— THE PROBLEM —
Copy out each line containing "深入开展主题教育活动" from the entries below.

— LISTED ENTRIES —
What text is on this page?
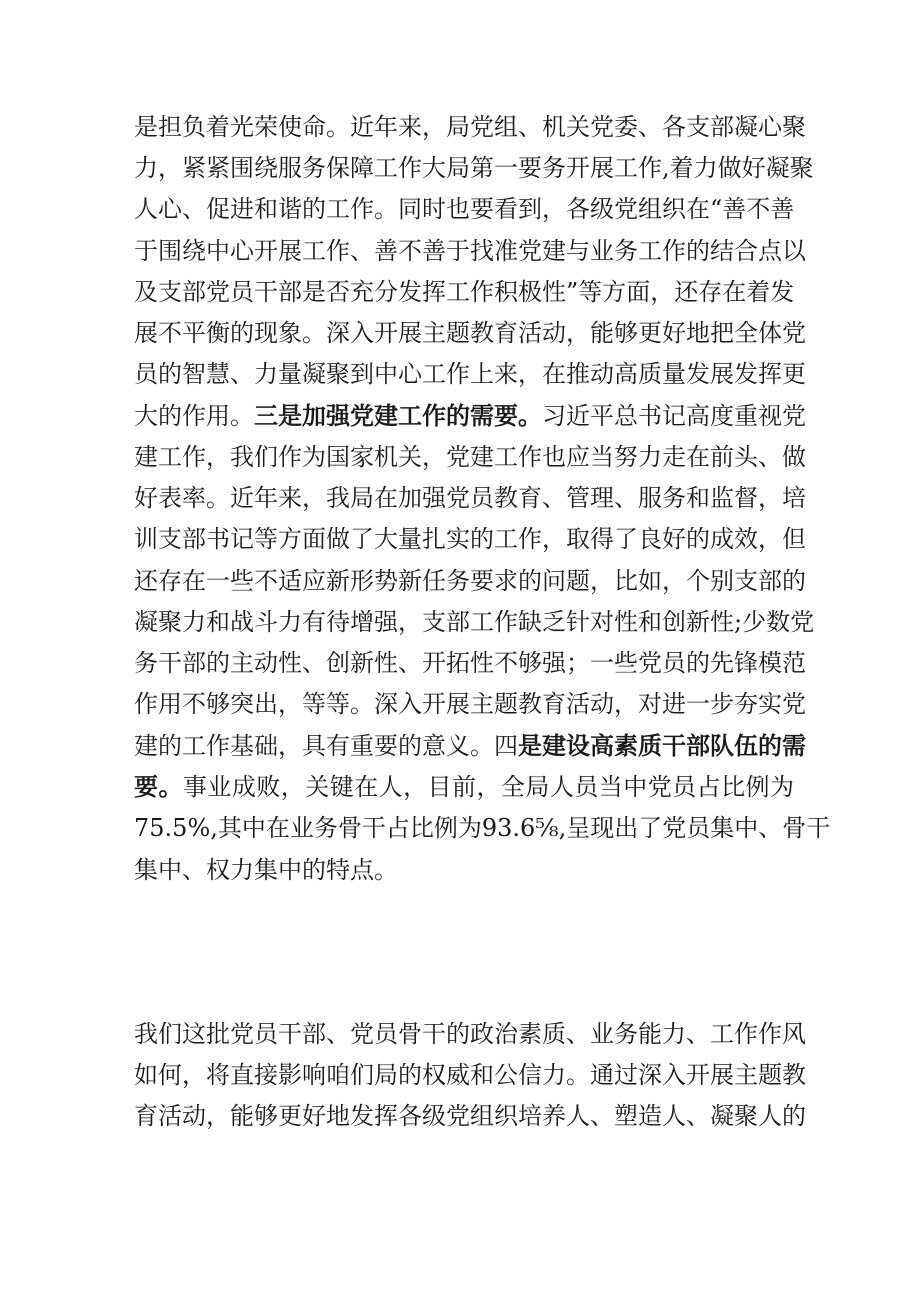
是担负着光荣使命。近年来，局党组、机关党委、各支部凝心聚
力，紧紧围绕服务保障工作大局第一要务开展工作,着力做好凝聚
人心、促进和谐的工作。同时也要看到，各级党组织在“善不善
于围绕中心开展工作、善不善于找准党建与业务工作的结合点以
及支部党员干部是否充分发挥工作积极性”等方面，还存在着发
展不平衡的现象。深入开展主题教育活动，能够更好地把全体党
员的智慧、力量凝聚到中心工作上来，在推动高质量发展发挥更
大的作用。三是加强党建工作的需要。习近平总书记高度重视党
建工作，我们作为国家机关，党建工作也应当努力走在前头、做
好表率。近年来，我局在加强党员教育、管理、服务和监督，培
训支部书记等方面做了大量扎实的工作，取得了良好的成效，但
还存在一些不适应新形势新任务要求的问题，比如，个别支部的
凝聚力和战斗力有待增强，支部工作缺乏针对性和创新性;少数党
务干部的主动性、创新性、开拓性不够强；一些党员的先锋模范
作用不够突出，等等。深入开展主题教育活动，对进一步夯实党
建的工作基础，具有重要的意义。四是建设高素质干部队伍的需
要。事业成败，关键在人，目前，全局人员当中党员占比例为
75.5%,其中在业务骨干占比例为93.6⅝,呈现出了党员集中、骨干
集中、权力集中的特点。
我们这批党员干部、党员骨干的政治素质、业务能力、工作作风
如何，将直接影响咱们局的权威和公信力。通过深入开展主题教
育活动，能够更好地发挥各级党组织培养人、塑造人、凝聚人的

— RESULT OF THIS TASK —
展不平衡的现象。深入开展主题教育活动，能够更好地把全体党
作用不够突出，等等。深入开展主题教育活动，对进一步夯实党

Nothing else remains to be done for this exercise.